§ **TASK DIRECTIONS**:
Scan the entries below. List each line with "area".

§ **DATASET CONTENT**:
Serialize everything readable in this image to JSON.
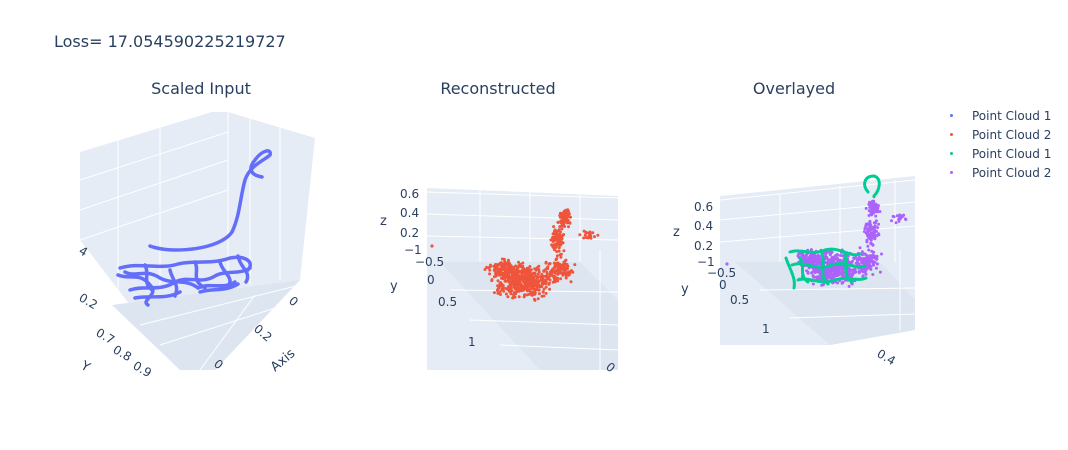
{
  "title": "Loss= 17.054590225219727",
  "chart_data": [
    {
      "type": "scatter3d",
      "title": "Scaled Input",
      "series": [
        {
          "name": "Point Cloud 1",
          "color": "#636efa"
        }
      ],
      "ticks": {
        "z": [
          "4",
          "0.2"
        ],
        "y": [
          "0.7",
          "0.8",
          "0.9"
        ],
        "x": [
          "0",
          "0.2",
          "0"
        ]
      },
      "axis_labels": {
        "y": "Y",
        "x": "Axis"
      }
    },
    {
      "type": "scatter3d",
      "title": "Reconstructed",
      "series": [
        {
          "name": "Point Cloud 2",
          "color": "#ef553b"
        }
      ],
      "ticks": {
        "z": [
          "0.6",
          "0.4",
          "0.2",
          "−1",
          "−0.5",
          "0",
          "0.5",
          "1"
        ],
        "x": [
          "0"
        ]
      },
      "axis_labels": {
        "z": "z",
        "y": "y"
      }
    },
    {
      "type": "scatter3d",
      "title": "Overlayed",
      "series": [
        {
          "name": "Point Cloud 1",
          "color": "#00cc96"
        },
        {
          "name": "Point Cloud 2",
          "color": "#ab63fa"
        }
      ],
      "ticks": {
        "z": [
          "0.6",
          "0.4",
          "0.2",
          "−1",
          "−0.5",
          "0",
          "0.5",
          "1"
        ],
        "x": [
          "0.4"
        ]
      },
      "axis_labels": {
        "z": "z",
        "y": "y"
      }
    }
  ],
  "legend": [
    {
      "label": "Point Cloud 1",
      "color": "#636efa"
    },
    {
      "label": "Point Cloud 2",
      "color": "#ef553b"
    },
    {
      "label": "Point Cloud 1",
      "color": "#00cc96"
    },
    {
      "label": "Point Cloud 2",
      "color": "#ab63fa"
    }
  ]
}
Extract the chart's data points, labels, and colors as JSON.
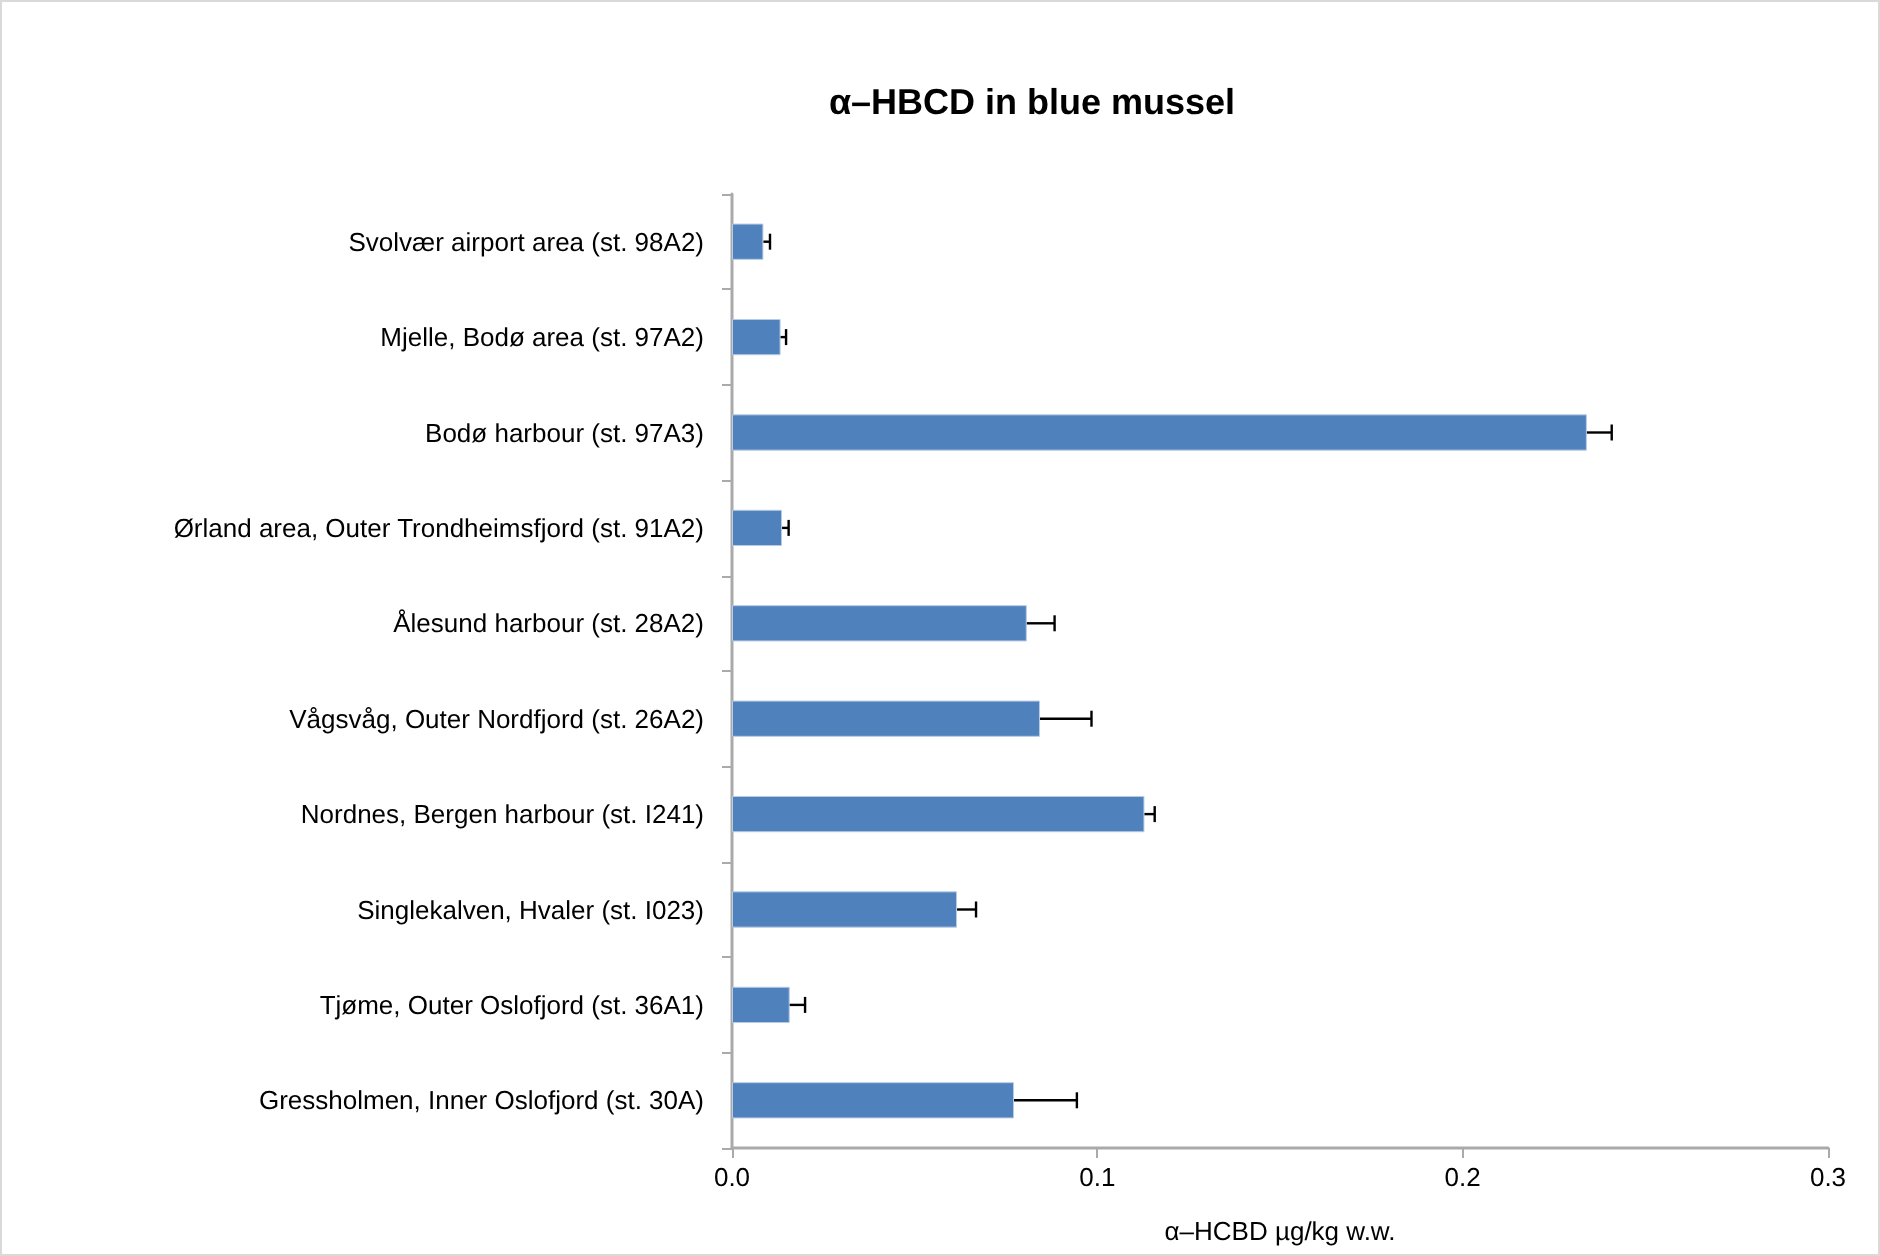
{
  "chart_data": {
    "type": "bar",
    "orientation": "horizontal",
    "title": "α–HBCD in blue mussel",
    "xlabel": "α–HCBD µg/kg w.w.",
    "categories": [
      "Svolvær airport area (st. 98A2)",
      "Mjelle, Bodø area (st. 97A2)",
      "Bodø harbour (st. 97A3)",
      "Ørland area, Outer Trondheimsfjord (st. 91A2)",
      "Ålesund harbour (st. 28A2)",
      "Vågsvåg, Outer Nordfjord (st. 26A2)",
      "Nordnes, Bergen harbour (st. I241)",
      "Singlekalven, Hvaler (st. I023)",
      "Tjøme, Outer Oslofjord (st. 36A1)",
      "Gressholmen, Inner Oslofjord (st. 30A)"
    ],
    "values": [
      0.0086,
      0.0133,
      0.234,
      0.0137,
      0.0807,
      0.0843,
      0.1129,
      0.0616,
      0.0158,
      0.0772
    ],
    "errors": [
      [
        0.0086,
        0.0104
      ],
      [
        0.0133,
        0.0148
      ],
      [
        0.234,
        0.2408
      ],
      [
        0.0137,
        0.0155
      ],
      [
        0.0807,
        0.0883
      ],
      [
        0.0843,
        0.0984
      ],
      [
        0.1129,
        0.1157
      ],
      [
        0.0616,
        0.0668
      ],
      [
        0.0158,
        0.02
      ],
      [
        0.0772,
        0.0944
      ]
    ],
    "color": "#4f81bd",
    "xlim": [
      0,
      0.3
    ],
    "xticks": [
      {
        "value": 0,
        "label": "0.0"
      },
      {
        "value": 0.1,
        "label": "0.1"
      },
      {
        "value": 0.2,
        "label": "0.2"
      },
      {
        "value": 0.3,
        "label": "0.3"
      }
    ],
    "grid": false
  }
}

§ **REPLY**:
      "Svolvær airport area (st. 98A2)",
      "Mjelle, Bodø area (st. 97A2)",
      "Ørland area, Outer Trondheimsfjord (st. 91A2)",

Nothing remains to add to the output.